Figure data in JSON:
┏━━

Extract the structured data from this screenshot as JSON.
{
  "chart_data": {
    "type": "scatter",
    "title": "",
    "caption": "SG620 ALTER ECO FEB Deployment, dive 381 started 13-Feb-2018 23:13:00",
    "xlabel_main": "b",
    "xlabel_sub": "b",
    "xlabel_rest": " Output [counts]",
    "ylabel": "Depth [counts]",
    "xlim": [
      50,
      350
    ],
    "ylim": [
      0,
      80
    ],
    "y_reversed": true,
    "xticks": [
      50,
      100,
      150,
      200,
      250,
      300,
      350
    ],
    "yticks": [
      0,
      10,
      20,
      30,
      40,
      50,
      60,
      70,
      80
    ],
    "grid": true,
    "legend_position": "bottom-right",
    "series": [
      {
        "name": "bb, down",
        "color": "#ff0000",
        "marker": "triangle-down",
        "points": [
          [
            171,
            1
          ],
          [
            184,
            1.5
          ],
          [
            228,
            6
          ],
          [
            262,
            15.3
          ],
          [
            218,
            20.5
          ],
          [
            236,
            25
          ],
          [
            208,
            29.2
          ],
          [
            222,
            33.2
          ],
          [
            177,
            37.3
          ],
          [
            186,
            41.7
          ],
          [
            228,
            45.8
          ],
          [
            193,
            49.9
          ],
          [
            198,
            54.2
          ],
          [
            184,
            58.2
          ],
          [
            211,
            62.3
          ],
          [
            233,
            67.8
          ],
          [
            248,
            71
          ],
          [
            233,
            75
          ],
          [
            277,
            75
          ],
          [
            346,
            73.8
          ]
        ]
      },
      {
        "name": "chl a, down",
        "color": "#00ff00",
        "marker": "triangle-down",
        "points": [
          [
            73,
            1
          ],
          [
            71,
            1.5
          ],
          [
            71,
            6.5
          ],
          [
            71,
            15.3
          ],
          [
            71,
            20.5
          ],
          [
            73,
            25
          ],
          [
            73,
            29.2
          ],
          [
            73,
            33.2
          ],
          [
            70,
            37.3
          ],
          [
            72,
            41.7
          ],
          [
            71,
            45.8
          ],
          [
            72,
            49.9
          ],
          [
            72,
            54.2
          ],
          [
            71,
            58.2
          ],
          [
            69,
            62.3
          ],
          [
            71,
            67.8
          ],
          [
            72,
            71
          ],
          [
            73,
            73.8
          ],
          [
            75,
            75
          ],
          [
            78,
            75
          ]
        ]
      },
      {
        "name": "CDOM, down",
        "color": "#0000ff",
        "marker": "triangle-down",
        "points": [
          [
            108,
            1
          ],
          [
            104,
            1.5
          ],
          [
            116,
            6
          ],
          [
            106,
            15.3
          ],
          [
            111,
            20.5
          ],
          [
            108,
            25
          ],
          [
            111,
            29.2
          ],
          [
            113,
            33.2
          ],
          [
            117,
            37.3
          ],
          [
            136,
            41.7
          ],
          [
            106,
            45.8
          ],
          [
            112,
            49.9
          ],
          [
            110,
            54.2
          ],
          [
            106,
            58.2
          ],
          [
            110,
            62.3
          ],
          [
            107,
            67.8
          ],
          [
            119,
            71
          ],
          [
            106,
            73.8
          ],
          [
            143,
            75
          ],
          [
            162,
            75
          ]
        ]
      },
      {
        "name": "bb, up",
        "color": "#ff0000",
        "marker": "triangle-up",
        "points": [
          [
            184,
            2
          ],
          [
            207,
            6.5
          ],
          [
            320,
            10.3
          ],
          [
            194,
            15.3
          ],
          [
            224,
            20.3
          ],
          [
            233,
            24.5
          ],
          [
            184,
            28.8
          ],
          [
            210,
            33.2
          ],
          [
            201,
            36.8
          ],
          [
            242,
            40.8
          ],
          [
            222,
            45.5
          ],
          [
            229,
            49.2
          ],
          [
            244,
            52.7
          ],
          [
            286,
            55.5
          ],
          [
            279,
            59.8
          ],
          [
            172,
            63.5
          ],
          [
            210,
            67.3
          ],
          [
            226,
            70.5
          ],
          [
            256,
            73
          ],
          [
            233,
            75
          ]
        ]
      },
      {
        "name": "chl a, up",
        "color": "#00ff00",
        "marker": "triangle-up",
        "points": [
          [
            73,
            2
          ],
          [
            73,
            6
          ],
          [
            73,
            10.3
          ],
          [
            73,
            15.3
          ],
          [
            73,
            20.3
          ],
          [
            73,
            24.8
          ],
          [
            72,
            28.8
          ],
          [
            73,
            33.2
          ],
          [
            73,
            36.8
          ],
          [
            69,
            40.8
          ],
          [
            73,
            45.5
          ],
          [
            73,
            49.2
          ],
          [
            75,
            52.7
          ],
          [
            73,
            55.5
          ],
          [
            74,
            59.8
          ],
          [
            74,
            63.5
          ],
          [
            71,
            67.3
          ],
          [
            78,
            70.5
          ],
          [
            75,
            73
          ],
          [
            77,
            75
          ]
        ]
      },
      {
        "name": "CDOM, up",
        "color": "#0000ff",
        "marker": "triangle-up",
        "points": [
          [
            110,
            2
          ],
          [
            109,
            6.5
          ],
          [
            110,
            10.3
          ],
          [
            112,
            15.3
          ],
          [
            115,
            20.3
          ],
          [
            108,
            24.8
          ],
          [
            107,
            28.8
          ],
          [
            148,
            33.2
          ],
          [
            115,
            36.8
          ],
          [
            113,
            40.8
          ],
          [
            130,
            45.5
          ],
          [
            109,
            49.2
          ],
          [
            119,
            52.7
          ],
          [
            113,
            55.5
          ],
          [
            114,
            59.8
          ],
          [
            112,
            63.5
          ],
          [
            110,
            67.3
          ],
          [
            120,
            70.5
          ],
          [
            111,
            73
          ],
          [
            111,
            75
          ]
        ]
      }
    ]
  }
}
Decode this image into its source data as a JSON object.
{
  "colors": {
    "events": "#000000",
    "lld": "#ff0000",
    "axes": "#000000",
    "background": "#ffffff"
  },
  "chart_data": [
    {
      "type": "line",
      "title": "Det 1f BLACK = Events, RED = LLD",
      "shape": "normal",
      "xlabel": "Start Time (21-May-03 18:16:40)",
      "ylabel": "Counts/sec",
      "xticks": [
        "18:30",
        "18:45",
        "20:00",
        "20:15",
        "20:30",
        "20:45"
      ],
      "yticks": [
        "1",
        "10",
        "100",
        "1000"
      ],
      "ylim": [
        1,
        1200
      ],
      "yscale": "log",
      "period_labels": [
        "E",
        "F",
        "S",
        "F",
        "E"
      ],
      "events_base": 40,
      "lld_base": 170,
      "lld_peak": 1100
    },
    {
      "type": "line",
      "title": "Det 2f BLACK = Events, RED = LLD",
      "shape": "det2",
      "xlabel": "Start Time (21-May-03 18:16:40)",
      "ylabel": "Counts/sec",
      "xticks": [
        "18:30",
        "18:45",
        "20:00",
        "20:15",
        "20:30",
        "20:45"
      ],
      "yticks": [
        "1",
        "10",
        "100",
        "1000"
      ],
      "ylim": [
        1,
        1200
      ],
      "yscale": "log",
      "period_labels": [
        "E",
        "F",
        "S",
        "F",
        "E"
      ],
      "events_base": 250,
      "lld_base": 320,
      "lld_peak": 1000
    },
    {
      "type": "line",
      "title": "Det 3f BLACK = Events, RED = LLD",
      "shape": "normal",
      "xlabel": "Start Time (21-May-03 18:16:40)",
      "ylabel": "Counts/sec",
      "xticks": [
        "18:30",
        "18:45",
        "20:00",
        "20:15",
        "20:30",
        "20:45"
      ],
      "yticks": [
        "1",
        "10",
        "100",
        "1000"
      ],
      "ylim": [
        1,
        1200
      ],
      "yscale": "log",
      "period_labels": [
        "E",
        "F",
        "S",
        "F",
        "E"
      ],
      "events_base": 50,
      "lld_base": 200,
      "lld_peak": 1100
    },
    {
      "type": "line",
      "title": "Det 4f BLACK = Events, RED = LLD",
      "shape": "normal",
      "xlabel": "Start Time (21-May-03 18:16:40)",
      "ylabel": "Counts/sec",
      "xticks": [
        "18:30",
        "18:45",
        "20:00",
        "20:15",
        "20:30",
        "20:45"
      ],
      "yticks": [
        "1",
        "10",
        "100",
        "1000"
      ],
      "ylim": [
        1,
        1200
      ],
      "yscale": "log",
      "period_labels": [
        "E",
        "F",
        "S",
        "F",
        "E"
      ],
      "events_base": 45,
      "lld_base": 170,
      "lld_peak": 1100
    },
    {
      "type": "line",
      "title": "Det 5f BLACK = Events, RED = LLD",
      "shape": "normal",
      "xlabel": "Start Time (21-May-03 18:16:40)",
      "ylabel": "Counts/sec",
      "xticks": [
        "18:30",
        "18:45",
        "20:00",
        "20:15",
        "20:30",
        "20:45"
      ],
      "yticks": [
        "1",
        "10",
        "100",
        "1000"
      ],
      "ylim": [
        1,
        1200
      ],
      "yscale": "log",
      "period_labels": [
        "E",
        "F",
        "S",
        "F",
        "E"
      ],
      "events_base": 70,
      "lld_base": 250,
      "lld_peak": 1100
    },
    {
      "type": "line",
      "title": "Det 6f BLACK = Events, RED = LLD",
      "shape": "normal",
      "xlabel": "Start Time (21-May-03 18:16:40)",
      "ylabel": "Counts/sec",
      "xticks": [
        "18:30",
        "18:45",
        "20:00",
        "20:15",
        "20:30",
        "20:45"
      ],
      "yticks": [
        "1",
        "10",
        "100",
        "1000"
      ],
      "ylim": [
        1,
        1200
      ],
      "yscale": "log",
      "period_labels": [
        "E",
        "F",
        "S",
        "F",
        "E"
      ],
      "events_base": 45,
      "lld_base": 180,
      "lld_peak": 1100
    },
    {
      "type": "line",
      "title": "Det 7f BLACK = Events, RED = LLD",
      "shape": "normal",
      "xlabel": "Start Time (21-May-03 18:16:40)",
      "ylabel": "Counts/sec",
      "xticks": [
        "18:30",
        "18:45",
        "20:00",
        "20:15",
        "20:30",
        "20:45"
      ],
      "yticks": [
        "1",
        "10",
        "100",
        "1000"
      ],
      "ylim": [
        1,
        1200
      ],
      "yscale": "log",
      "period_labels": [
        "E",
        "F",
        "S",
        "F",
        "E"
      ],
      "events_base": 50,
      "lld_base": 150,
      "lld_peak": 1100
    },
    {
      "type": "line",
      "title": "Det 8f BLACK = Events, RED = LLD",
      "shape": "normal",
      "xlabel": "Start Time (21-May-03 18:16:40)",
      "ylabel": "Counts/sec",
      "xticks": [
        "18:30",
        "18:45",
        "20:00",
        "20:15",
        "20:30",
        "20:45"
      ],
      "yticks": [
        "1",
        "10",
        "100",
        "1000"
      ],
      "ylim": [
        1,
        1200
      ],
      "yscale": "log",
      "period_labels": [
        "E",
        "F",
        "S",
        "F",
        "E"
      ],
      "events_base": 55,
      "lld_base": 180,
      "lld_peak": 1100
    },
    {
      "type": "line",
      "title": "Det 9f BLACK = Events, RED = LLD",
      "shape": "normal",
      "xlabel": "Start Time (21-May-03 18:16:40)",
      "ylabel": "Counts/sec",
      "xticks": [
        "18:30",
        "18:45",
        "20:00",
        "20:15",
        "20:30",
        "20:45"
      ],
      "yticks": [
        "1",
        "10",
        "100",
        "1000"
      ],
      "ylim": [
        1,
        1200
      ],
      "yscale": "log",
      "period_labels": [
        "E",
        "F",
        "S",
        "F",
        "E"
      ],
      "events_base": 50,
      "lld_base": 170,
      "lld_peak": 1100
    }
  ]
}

┗━━

Given request: Count the lines in the records above that hold the word "BLACK", and give only that number.

Exercise answer: 9